▶ **Task to complete**: Locate every line in the records below that holds the word "JSON" and return each one.

▶ **Listed entries**:
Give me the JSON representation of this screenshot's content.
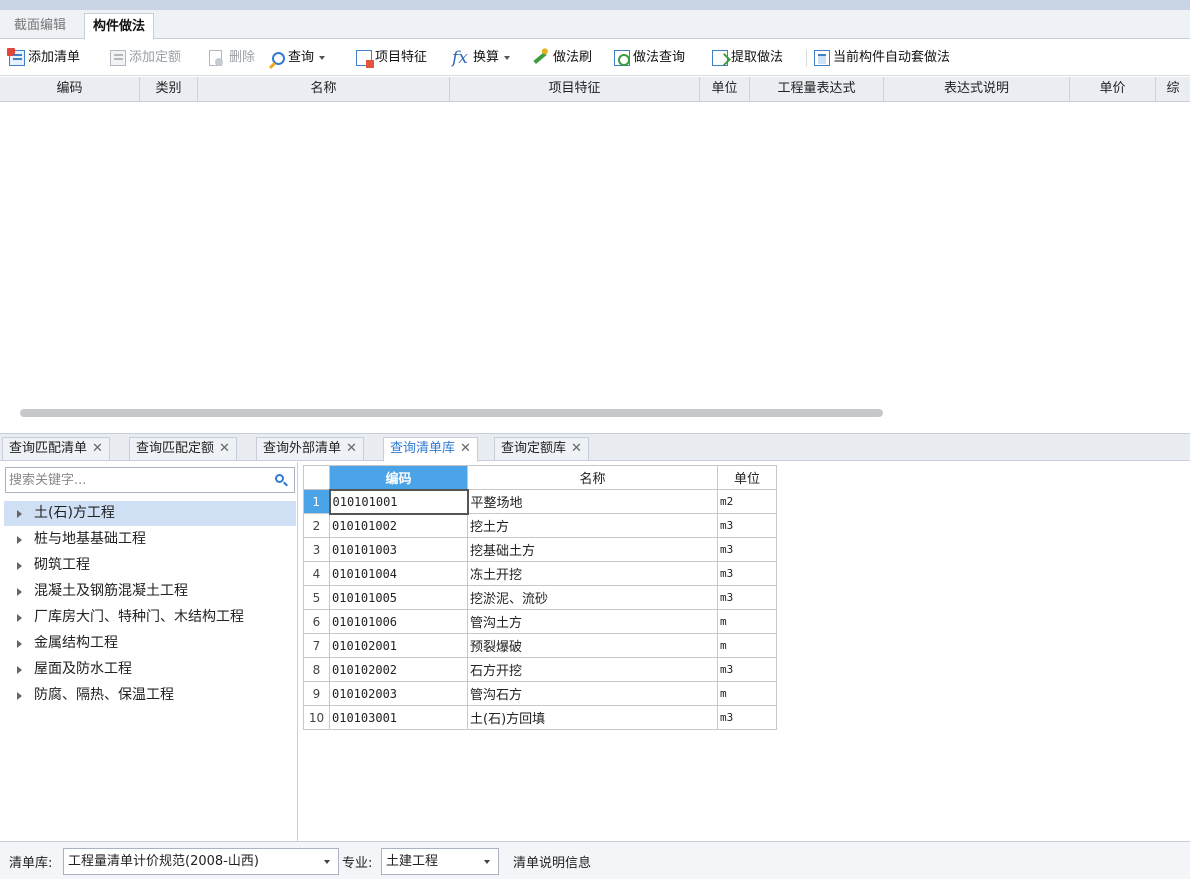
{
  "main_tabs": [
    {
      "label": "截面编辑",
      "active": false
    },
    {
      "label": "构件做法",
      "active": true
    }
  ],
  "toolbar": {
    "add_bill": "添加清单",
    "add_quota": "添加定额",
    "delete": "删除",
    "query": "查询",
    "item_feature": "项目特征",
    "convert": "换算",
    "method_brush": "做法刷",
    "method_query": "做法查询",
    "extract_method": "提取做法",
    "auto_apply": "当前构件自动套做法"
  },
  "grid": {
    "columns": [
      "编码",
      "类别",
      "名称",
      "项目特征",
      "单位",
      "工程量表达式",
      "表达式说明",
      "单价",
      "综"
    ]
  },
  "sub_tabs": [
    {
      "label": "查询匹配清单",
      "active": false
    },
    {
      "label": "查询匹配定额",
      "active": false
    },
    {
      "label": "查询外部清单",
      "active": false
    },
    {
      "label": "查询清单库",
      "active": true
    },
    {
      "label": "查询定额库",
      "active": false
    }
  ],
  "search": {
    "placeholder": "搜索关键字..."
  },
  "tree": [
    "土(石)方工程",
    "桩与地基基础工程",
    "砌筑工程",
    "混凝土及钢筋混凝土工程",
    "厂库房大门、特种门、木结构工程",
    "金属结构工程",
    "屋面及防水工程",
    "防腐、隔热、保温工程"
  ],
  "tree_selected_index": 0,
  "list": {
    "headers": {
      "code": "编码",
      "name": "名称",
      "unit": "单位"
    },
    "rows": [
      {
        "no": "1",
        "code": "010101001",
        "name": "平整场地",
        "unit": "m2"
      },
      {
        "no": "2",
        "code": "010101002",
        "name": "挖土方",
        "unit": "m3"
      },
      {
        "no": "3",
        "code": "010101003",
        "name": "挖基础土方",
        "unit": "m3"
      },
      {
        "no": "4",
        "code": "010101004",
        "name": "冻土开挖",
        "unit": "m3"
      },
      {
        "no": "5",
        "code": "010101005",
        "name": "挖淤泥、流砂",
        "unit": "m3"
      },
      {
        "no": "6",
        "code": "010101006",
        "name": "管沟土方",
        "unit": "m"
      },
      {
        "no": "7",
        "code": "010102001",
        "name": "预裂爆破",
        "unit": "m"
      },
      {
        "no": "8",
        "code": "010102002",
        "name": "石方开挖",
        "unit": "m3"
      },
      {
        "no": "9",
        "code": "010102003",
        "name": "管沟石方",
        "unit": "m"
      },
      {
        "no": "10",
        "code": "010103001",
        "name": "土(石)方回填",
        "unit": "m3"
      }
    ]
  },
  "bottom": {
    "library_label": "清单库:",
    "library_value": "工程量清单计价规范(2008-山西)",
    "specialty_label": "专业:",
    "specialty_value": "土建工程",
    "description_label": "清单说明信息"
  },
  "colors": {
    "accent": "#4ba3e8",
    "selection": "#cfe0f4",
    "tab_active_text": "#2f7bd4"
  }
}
--
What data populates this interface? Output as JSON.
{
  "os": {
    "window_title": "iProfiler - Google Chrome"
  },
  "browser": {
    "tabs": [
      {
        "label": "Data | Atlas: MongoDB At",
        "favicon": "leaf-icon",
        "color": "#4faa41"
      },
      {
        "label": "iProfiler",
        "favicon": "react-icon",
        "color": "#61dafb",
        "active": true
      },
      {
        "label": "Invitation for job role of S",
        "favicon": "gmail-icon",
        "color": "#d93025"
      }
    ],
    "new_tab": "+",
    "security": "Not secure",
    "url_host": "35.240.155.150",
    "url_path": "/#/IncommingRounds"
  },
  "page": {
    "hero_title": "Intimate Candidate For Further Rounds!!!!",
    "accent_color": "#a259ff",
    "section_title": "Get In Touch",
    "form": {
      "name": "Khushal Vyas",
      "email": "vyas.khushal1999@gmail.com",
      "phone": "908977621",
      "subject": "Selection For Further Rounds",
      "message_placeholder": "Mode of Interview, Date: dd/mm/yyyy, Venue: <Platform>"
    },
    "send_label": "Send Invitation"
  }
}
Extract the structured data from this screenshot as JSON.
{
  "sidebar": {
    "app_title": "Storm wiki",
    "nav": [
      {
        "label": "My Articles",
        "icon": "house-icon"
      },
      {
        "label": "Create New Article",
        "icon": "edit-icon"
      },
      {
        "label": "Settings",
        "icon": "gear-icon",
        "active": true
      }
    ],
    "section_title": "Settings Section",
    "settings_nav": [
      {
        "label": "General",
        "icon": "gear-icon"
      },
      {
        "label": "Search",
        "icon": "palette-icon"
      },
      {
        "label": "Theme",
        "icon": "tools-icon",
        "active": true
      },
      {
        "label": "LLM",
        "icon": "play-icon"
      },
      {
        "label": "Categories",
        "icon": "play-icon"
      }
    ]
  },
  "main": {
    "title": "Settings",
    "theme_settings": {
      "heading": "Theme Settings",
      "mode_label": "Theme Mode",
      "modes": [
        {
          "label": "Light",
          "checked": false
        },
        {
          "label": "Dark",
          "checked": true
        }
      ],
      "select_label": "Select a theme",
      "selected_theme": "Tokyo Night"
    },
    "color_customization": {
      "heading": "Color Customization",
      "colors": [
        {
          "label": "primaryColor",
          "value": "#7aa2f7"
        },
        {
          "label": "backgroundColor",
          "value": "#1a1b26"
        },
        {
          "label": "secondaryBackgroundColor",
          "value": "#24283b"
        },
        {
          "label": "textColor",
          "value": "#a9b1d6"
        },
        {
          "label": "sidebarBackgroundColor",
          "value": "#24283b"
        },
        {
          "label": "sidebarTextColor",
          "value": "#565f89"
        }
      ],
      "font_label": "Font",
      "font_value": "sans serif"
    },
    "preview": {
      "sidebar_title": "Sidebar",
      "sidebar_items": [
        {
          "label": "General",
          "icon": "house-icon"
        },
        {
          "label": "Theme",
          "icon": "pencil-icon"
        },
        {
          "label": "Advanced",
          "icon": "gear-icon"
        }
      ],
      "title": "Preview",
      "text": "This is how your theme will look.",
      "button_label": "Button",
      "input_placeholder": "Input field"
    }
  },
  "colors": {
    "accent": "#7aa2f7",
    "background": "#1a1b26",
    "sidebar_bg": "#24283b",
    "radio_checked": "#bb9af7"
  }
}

▶ **The completed task**:
Give me the JSON representation of this screenshot's content.
What data populates this interface? Output as JSON.
Extract the structured data from this screenshot as JSON.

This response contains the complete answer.